Given exercise.
Nothing should be left out: output all of the entries exactly.

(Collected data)
--------

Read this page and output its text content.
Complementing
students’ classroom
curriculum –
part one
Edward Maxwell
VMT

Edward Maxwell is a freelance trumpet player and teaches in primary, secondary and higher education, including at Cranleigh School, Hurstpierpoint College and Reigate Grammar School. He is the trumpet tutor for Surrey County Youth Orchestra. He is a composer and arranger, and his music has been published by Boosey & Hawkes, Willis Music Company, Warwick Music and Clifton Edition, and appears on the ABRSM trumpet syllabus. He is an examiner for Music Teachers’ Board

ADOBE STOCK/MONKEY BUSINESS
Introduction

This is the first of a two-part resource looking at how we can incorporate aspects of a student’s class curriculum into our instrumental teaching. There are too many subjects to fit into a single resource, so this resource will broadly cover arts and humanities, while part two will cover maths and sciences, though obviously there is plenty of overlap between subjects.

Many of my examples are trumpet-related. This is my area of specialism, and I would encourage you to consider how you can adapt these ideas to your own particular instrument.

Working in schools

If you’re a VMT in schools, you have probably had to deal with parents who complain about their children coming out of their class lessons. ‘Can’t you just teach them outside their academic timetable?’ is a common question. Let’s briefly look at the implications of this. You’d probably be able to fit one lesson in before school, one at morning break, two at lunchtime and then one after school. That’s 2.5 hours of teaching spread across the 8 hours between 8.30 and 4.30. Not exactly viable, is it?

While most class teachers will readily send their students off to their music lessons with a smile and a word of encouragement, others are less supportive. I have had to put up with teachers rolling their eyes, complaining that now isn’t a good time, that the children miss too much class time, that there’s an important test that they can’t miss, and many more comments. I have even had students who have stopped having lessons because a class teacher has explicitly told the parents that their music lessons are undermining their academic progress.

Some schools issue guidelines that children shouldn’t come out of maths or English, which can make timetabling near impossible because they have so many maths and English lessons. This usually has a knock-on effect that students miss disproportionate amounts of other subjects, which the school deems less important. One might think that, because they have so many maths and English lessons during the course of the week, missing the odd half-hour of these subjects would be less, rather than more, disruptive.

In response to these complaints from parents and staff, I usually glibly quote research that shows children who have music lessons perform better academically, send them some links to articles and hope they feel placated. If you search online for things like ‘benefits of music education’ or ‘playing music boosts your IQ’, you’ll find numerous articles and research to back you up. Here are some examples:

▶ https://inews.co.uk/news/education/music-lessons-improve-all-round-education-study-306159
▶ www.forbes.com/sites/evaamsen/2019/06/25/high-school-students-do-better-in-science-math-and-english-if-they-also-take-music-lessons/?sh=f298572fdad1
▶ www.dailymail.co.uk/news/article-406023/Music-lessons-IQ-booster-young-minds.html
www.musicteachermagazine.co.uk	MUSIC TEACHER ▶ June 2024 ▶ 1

--------

Finished answer.
Read this page and output its text content.
Complementing
students’ classroom
curriculum –
part one
Edward Maxwell
VMT

Edward Maxwell is a freelance trumpet player and teaches in primary, secondary and higher education, including at Cranleigh School, Hurstpierpoint College and Reigate Grammar School. He is the trumpet tutor for Surrey County Youth Orchestra. He is a composer and arranger, and his music has been published by Boosey & Hawkes, Willis Music Company, Warwick Music and Clifton Edition, and appears on the ABRSM trumpet syllabus. He is an examiner for Music Teachers’ Board

ADOBE STOCK/MONKEY BUSINESS
Introduction

This is the first of a two-part resource looking at how we can incorporate aspects of a student’s class curriculum into our instrumental teaching. There are too many subjects to fit into a single resource, so this resource will broadly cover arts and humanities, while part two will cover maths and sciences, though obviously there is plenty of overlap between subjects.

Many of my examples are trumpet-related. This is my area of specialism, and I would encourage you to consider how you can adapt these ideas to your own particular instrument.

Working in schools

If you’re a VMT in schools, you have probably had to deal with parents who complain about their children coming out of their class lessons. ‘Can’t you just teach them outside their academic timetable?’ is a common question. Let’s briefly look at the implications of this. You’d probably be able to fit one lesson in before school, one at morning break, two at lunchtime and then one after school. That’s 2.5 hours of teaching spread across the 8 hours between 8.30 and 4.30. Not exactly viable, is it?

While most class teachers will readily send their students off to their music lessons with a smile and a word of encouragement, others are less supportive. I have had to put up with teachers rolling their eyes, complaining that now isn’t a good time, that the children miss too much class time, that there’s an important test that they can’t miss, and many more comments. I have even had students who have stopped having lessons because a class teacher has explicitly told the parents that their music lessons are undermining their academic progress.

Some schools issue guidelines that children shouldn’t come out of maths or English, which can make timetabling near impossible because they have so many maths and English lessons. This usually has a knock-on effect that students miss disproportionate amounts of other subjects, which the school deems less important. One might think that, because they have so many maths and English lessons during the course of the week, missing the odd half-hour of these subjects would be less, rather than more, disruptive.

In response to these complaints from parents and staff, I usually glibly quote research that shows children who have music lessons perform better academically, send them some links to articles and hope they feel placated. If you search online for things like ‘benefits of music education’ or ‘playing music boosts your IQ’, you’ll find numerous articles and research to back you up. Here are some examples:

▶ https://inews.co.uk/news/education/music-lessons-improve-all-round-education-study-306159
▶ www.forbes.com/sites/evaamsen/2019/06/25/high-school-students-do-better-in-science-math-and-english-if-they-also-take-music-lessons/?sh=f298572fdad1
▶ www.dailymail.co.uk/news/article-406023/Music-lessons-IQ-booster-young-minds.html
www.musicteachermagazine.co.uk	MUSIC TEACHER ▶ June 2024 ▶ 1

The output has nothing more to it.